С момента формирования интерпретанты знак предстаёт как данность нашего опыта, обеспечивая возможность нового акта восприятия, узнавания вещи и дальнейшего раскрытия её сути за счёт последующей интерпретации.

Таким образом, собственно знак, по Пирсу, оказывается интерпретированным репрезентаменом способа его конструирования. Следовательно, особенно значимым является сопоставление физиологии и психологии восприятия реальности с позиций формирования знака и знаковой деятельности человека. Только владея языком, человек способен обустроить свой жизненный мир, осознать его как часть целого и понять своё место, роль и меру ответственности в настоящем, поскольку в основе языка как знаковой системы лежит резонансный принцип построения.

Знаковый конструкт, скрытый от прямого наблюдения и представленный в речи лишь своей линейной результативной проекцией, видится сегодня динамической перфорированной моделью актохронотопа реальности.

Открытость этой семиотической модели уже не математическая метафора, а качество, обусловленное её функцией и способом производства. Формируясь как целое в целом, знаковая модель языка, или его внутренняя форма, представляет собою, по В. Гумбольдту, ежемгновенную деятельность человеческого духа по возвышению артикулированного звука до выражения мысли [2]. Искать материальные способы выражения этой деятельности в самой речи, значит не понимать природы языковых процессов. Однако феномен речи, речевой акт всякий раз становится естественным свидетелем существования и порождающей деятельности внутренней формы языка и в силу этого обеспечивает носителю языка возможность её реконструкции в процессе понимания. Для лингвиста же это и возможность рефлексии, а, следовательно, объективирования логики, присущей языку как исконно человеческому инструменту познания мира.

-=-=-

**Задачи для решения**
(a) Можете перепечатать из текста о знаке отрывок от слов «С момента формирования» до слов «счёт последующей интерпретации.» включительно?
(b) Продолжите текст о знаке, начав сразу после его последнего предложения.
Эти записи для работы не понадобятся.

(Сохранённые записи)
-=-=-

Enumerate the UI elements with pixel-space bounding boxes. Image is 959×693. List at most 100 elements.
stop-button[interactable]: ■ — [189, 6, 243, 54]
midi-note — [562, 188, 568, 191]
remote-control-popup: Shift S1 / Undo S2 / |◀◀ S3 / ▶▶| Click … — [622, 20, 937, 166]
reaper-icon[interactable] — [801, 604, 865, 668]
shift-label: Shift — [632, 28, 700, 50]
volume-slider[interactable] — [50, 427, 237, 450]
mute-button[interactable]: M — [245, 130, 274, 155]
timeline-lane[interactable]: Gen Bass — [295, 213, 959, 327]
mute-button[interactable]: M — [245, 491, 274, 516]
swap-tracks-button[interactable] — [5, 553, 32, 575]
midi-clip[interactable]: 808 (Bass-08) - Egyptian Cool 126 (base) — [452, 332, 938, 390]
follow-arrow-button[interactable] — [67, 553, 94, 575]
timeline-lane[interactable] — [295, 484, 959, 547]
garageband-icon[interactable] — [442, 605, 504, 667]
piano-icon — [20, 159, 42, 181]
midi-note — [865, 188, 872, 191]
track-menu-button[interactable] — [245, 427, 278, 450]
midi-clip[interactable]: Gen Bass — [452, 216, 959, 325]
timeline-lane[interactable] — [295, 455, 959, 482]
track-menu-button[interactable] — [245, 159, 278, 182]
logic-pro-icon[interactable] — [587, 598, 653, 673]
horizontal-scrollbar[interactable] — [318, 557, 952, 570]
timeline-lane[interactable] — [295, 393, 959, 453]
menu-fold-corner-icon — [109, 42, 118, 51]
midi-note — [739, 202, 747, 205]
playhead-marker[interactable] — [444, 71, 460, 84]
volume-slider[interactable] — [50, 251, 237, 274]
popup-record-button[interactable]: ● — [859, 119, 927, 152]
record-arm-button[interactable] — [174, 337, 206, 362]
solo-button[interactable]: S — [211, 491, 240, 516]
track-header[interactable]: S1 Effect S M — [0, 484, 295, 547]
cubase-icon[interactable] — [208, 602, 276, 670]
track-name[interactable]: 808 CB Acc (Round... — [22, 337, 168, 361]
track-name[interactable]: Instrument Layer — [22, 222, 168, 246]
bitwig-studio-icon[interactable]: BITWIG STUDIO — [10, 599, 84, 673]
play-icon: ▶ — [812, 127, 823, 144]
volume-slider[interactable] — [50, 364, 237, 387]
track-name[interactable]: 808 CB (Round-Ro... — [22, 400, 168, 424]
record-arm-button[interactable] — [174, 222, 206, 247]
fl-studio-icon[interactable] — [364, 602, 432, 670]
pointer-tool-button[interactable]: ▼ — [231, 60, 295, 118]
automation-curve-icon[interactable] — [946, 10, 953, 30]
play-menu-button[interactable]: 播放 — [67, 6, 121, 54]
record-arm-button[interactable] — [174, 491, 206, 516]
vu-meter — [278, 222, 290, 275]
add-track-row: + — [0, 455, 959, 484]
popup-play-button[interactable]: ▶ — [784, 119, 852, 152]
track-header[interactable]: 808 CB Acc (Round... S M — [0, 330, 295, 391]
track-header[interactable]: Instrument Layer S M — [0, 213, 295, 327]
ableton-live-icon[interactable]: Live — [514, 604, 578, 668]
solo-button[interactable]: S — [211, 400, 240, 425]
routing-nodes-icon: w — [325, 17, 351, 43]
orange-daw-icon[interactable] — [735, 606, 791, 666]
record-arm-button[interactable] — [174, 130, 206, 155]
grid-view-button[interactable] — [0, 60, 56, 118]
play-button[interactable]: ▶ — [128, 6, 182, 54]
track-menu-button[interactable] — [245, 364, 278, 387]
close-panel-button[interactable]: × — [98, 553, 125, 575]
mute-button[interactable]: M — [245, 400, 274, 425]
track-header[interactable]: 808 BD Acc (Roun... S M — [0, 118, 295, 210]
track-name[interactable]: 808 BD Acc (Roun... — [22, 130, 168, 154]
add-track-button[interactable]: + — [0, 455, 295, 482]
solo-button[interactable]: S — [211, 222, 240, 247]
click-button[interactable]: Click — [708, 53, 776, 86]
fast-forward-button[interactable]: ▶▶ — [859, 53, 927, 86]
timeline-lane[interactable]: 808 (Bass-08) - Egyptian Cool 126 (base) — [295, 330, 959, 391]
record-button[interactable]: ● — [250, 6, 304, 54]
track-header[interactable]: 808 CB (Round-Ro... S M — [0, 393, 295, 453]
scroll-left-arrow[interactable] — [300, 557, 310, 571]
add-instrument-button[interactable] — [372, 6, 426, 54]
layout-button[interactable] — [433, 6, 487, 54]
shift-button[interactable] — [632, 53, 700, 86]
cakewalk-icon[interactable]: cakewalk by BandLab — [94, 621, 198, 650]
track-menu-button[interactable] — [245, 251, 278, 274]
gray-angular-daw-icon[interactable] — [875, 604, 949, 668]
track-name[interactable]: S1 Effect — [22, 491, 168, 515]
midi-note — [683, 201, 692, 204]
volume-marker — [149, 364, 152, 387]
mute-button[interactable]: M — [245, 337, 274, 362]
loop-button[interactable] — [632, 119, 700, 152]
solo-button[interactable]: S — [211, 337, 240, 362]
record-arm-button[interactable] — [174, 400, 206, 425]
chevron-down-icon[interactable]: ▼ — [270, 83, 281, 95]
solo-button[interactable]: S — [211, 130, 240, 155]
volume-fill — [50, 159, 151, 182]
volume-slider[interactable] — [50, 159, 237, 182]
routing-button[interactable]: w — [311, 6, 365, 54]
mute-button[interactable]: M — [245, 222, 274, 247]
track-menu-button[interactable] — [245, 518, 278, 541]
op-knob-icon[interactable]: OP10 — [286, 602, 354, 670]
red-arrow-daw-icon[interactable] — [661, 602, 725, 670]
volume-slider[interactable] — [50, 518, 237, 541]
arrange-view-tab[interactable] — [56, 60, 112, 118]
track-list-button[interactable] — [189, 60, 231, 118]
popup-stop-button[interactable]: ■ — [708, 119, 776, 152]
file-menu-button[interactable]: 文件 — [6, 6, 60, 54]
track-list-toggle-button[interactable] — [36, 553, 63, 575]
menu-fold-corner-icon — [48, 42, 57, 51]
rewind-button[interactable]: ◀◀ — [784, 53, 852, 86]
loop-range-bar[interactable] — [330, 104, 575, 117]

-=-=-

**Полученные ответы**
(a)
С момента формирования интерпретанты знак предстаёт как данность нашего опыта, обеспечивая возможность нового акта восприятия, узнавания вещи и дальнейшего раскрытия её сути за счёт последующей интерпретации.

(b)
Доказательством этого являются результаты внутренней реконструкции языка в традиции И. Г. Гердера и В. фон Гумбольдта, представленные в отечественном языкознании в работах А. А. Потебни, Г. П. Павского, К. С. Аксакова, Н. П. Некрасова, И. А. Бодуэна-де-Куртенэ, а в ХХ веке — в открывающих новые горизонты поисках Н. Я. Марра, в исследованиях И. И. Мещанинова и раннего С. Д. Кацнельсона. Во второй половине 60-х — начале 70-х годов серьёзные результаты были получены в малоизвестных сегодня работах Ленинградской группы лингвистов, консолидировавшихся на кафедре математической лингвистики филологического факультета ЛГУ (ныне — Санкт-Петербургский государственный университет). В эту группу входили Л. Н. Засорина, М. Р. Мелкумян, В. Н. Съедин, В. И. Ролич, В. Д. Писцов, Л. А. Голубев и др.

На основании этих результатов можно утверждать, что ротовая полость служит естественным аналогом актохронотопа. Удвоение реальности осуществляется, по-видимому, в стрессовой ситуации, в первичном родовом действе, моделирующем конкретное внешнее событие, резонатором которого и выступает человек. Функциональную нагрузку несёт голос.

Материалы нашего исследования позволяют различить звуковую модель подобия и знаковую модель языка. Звуковая модель подобия формируется всякий раз по логике конкретного сюжета первичного действа и способствует разработке ротовой полости в процессе дифференциации актохронотопа. Анализ первичных отношений, маркированных в языке (по результатам проведённой реконструкции), помогает определить приблизительную последовательность их различения:

— резонанс (центростремительная направленность, к субъекту);
— соотнесение (центробежная направленность; как следствие осуществившейся психофизиологической связи на базе резонанса);
— полагание (маркирование выделенного объекта среди других);
— фиксирование резонансного звучания по месту и способу образования (маятник полаганий, локализация внутреннего эха);
— указание (первый собственно языковой знак);
присвоение (инверсия указания);
— далее — различные операции содержательной конкретизации, связанные с развитием определённых категорий.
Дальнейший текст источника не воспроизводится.